Recorded data
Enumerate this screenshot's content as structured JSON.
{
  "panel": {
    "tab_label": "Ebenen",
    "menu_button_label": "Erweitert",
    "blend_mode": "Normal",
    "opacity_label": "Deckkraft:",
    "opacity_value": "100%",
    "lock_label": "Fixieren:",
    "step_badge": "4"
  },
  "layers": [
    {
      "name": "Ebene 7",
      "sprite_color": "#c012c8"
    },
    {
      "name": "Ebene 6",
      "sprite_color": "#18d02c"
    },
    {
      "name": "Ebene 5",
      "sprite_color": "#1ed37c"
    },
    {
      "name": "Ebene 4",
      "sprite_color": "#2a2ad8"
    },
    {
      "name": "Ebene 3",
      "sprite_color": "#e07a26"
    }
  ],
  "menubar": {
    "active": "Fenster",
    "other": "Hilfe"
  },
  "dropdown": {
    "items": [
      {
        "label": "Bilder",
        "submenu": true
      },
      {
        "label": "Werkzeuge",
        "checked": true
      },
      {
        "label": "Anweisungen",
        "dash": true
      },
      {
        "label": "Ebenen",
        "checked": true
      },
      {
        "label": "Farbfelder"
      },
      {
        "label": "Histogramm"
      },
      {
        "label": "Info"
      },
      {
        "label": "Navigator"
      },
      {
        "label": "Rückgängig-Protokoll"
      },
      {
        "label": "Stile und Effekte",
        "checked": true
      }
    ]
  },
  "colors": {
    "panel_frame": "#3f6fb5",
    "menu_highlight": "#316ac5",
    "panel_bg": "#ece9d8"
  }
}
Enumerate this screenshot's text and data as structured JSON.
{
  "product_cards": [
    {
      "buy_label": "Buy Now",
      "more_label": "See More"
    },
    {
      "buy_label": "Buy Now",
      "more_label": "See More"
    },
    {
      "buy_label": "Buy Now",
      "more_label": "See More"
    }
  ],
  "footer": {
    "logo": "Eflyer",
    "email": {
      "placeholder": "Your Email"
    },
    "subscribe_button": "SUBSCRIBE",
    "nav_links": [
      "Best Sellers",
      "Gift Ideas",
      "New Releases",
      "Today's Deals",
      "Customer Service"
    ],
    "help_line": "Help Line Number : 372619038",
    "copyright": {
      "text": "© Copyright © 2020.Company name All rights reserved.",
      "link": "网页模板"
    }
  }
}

What you will do
Of the lines in this listing, how many contain "JSON"? Reply with the number and nothing more.

Completed exercise
2